*Data entries:*
====
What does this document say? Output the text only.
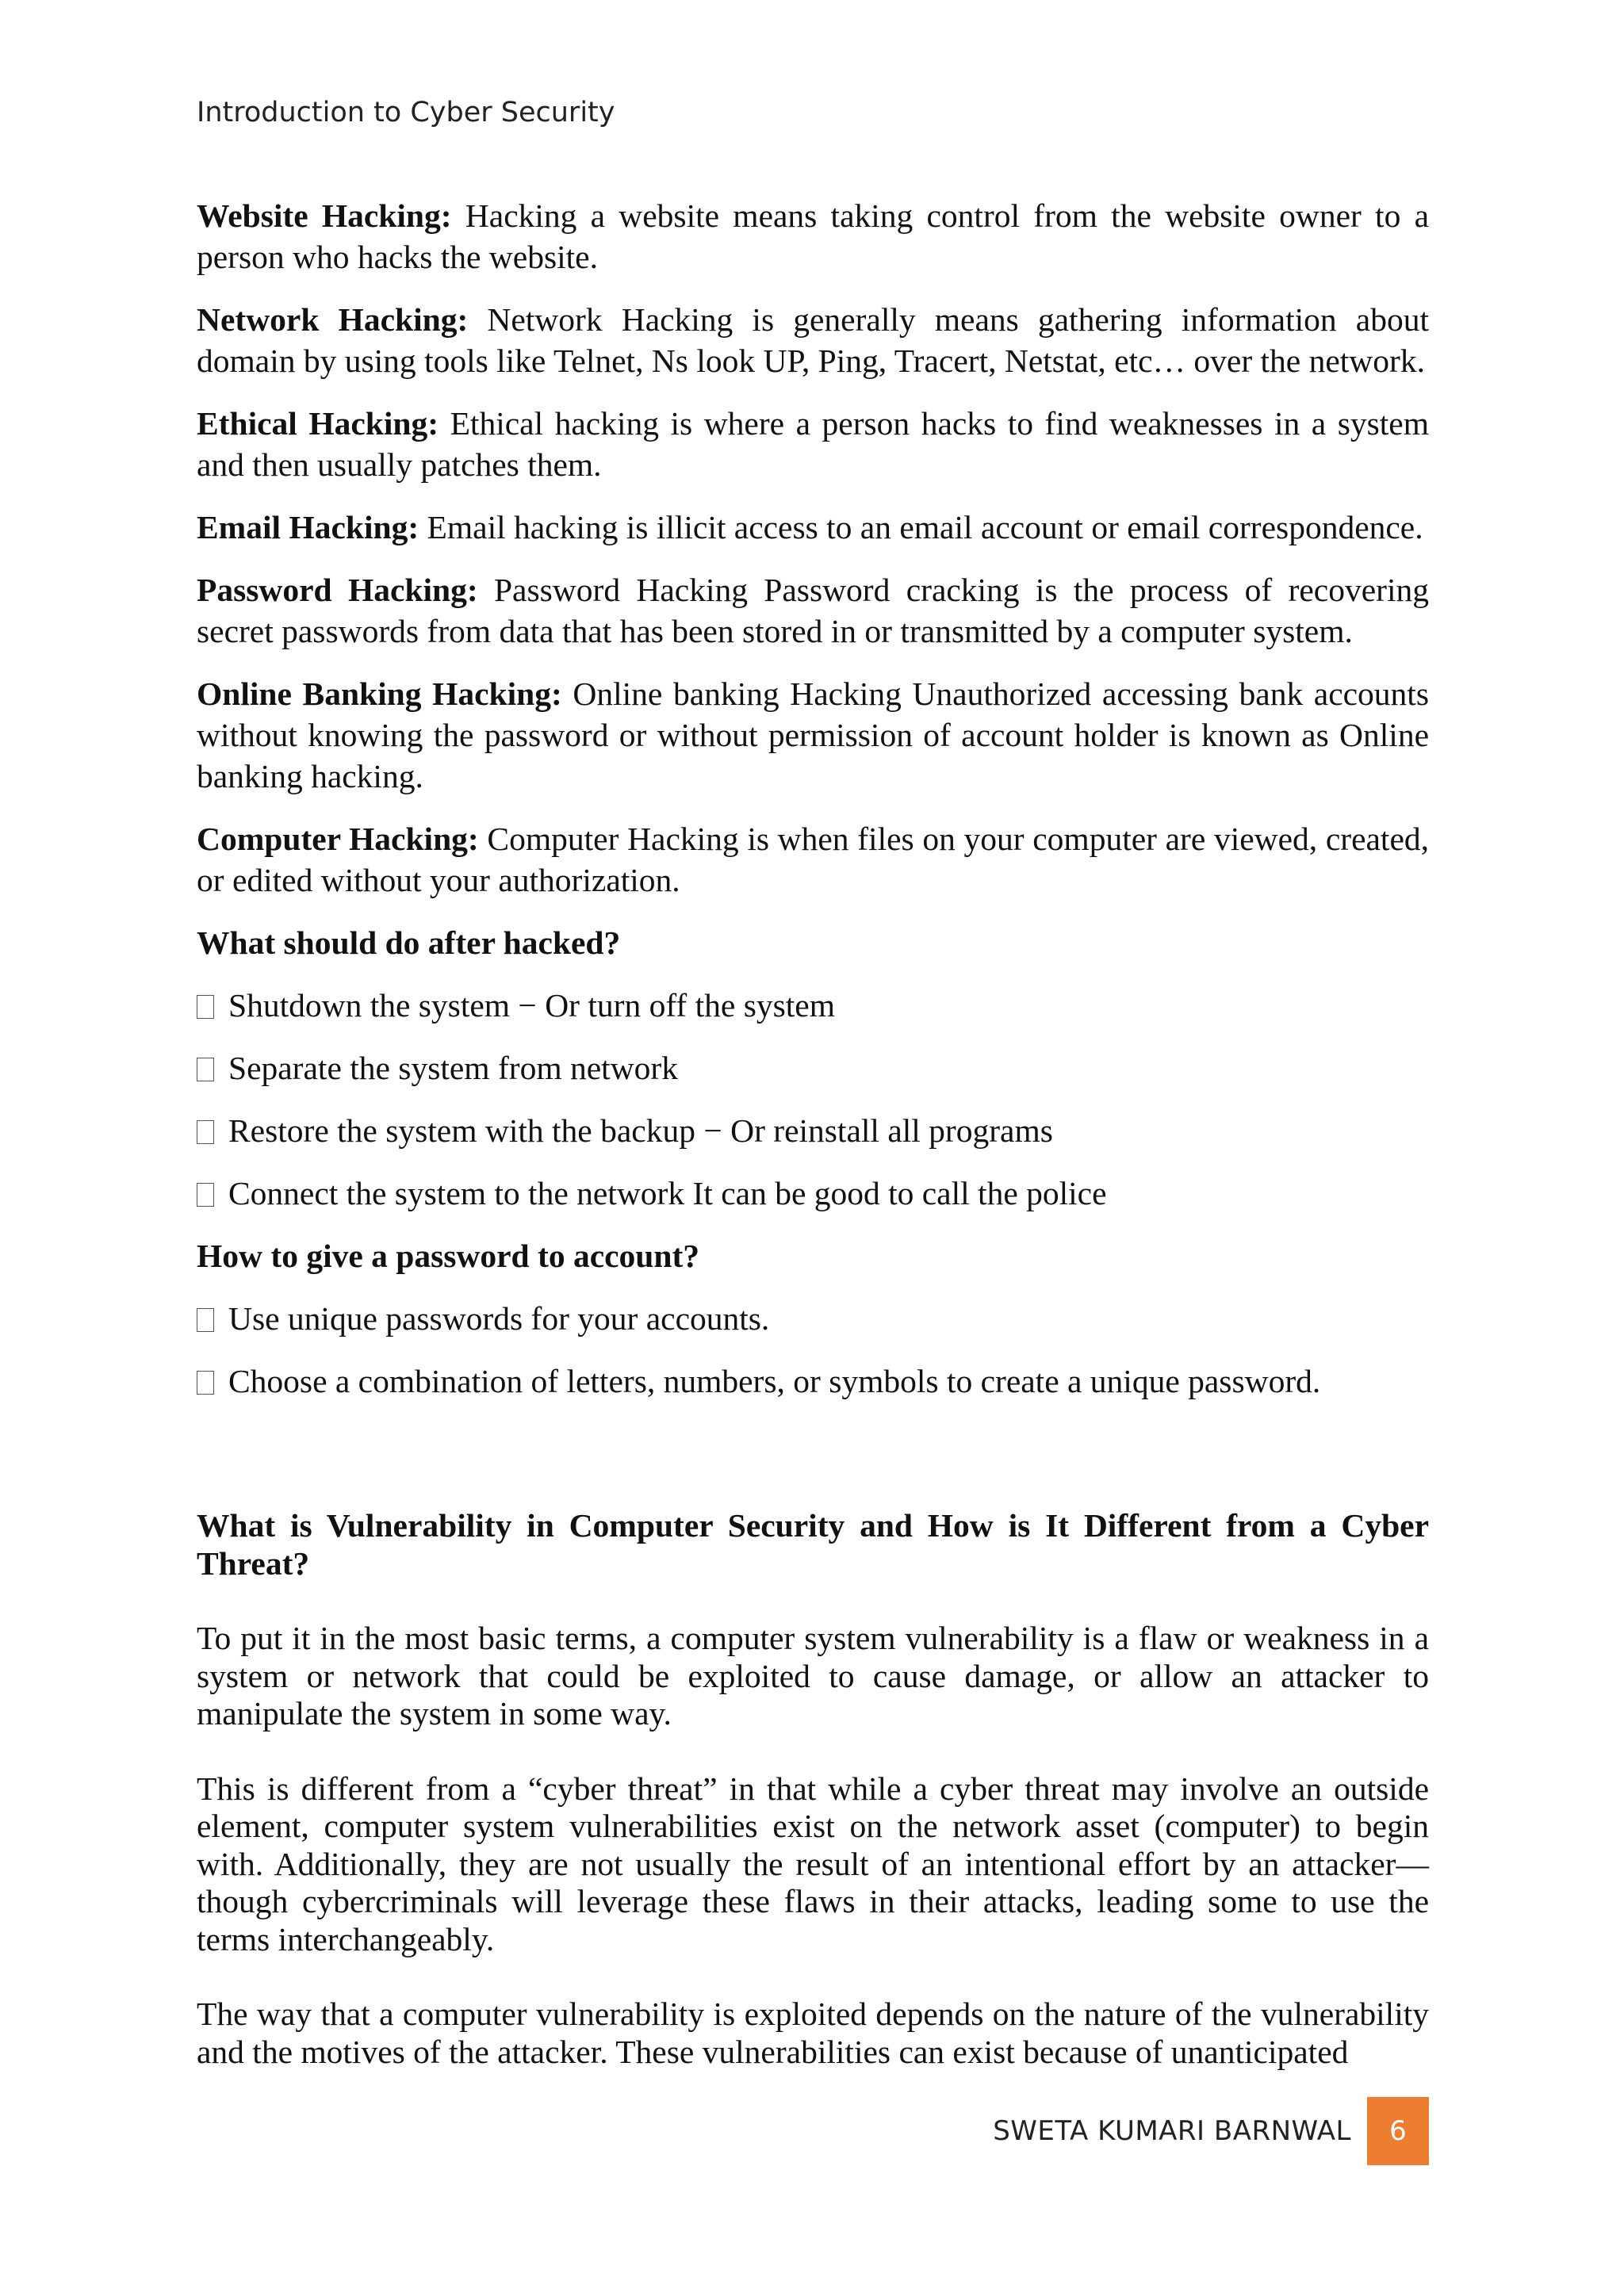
Introduction to Cyber Security

Website Hacking: Hacking a website means taking control from the website owner to a person who hacks the website.

Network Hacking: Network Hacking is generally means gathering information about domain by using tools like Telnet, Ns look UP, Ping, Tracert, Netstat, etc… over the network.

Ethical Hacking: Ethical hacking is where a person hacks to find weaknesses in a system and then usually patches them.

Email Hacking: Email hacking is illicit access to an email account or email correspondence.

Password Hacking: Password Hacking Password cracking is the process of recovering secret passwords from data that has been stored in or transmitted by a computer system.

Online Banking Hacking: Online banking Hacking Unauthorized accessing bank accounts without knowing the password or without permission of account holder is known as Online banking hacking.

Computer Hacking: Computer Hacking is when files on your computer are viewed, created, or edited without your authorization.

What should do after hacked?
Shutdown the system − Or turn off the system
Separate the system from network
Restore the system with the backup − Or reinstall all programs
Connect the system to the network It can be good to call the police
How to give a password to account?
Use unique passwords for your accounts.
Choose a combination of letters, numbers, or symbols to create a unique password.
What is Vulnerability in Computer Security and How is It Different from a Cyber Threat?

To put it in the most basic terms, a computer system vulnerability is a flaw or weakness in a system or network that could be exploited to cause damage, or allow an attacker to manipulate the system in some way.

This is different from a “cyber threat” in that while a cyber threat may involve an outside element, computer system vulnerabilities exist on the network asset (computer) to begin with. Additionally, they are not usually the result of an intentional effort by an attacker—though cybercriminals will leverage these flaws in their attacks, leading some to use the terms interchangeably.

The way that a computer vulnerability is exploited depends on the nature of the vulnerability and the motives of the attacker. These vulnerabilities can exist because of unanticipated

SWETA KUMARI BARNWAL	6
====
*What needs to be done:* Copy the data word for word. Pictures do not go in the copy.

*Solution to this problem:*
What does this document say? Output the text only.
Introduction to Cyber Security

Website Hacking: Hacking a website means taking control from the website owner to a person who hacks the website.

Network Hacking: Network Hacking is generally means gathering information about domain by using tools like Telnet, Ns look UP, Ping, Tracert, Netstat, etc… over the network.

Ethical Hacking: Ethical hacking is where a person hacks to find weaknesses in a system and then usually patches them.

Email Hacking: Email hacking is illicit access to an email account or email correspondence.

Password Hacking: Password Hacking Password cracking is the process of recovering secret passwords from data that has been stored in or transmitted by a computer system.

Online Banking Hacking: Online banking Hacking Unauthorized accessing bank accounts without knowing the password or without permission of account holder is known as Online banking hacking.

Computer Hacking: Computer Hacking is when files on your computer are viewed, created, or edited without your authorization.

What should do after hacked?
Shutdown the system − Or turn off the system
Separate the system from network
Restore the system with the backup − Or reinstall all programs
Connect the system to the network It can be good to call the police
How to give a password to account?
Use unique passwords for your accounts.
Choose a combination of letters, numbers, or symbols to create a unique password.
What is Vulnerability in Computer Security and How is It Different from a Cyber Threat?

To put it in the most basic terms, a computer system vulnerability is a flaw or weakness in a system or network that could be exploited to cause damage, or allow an attacker to manipulate the system in some way.

This is different from a “cyber threat” in that while a cyber threat may involve an outside element, computer system vulnerabilities exist on the network asset (computer) to begin with. Additionally, they are not usually the result of an intentional effort by an attacker—though cybercriminals will leverage these flaws in their attacks, leading some to use the terms interchangeably.

The way that a computer vulnerability is exploited depends on the nature of the vulnerability and the motives of the attacker. These vulnerabilities can exist because of unanticipated

SWETA KUMARI BARNWAL	6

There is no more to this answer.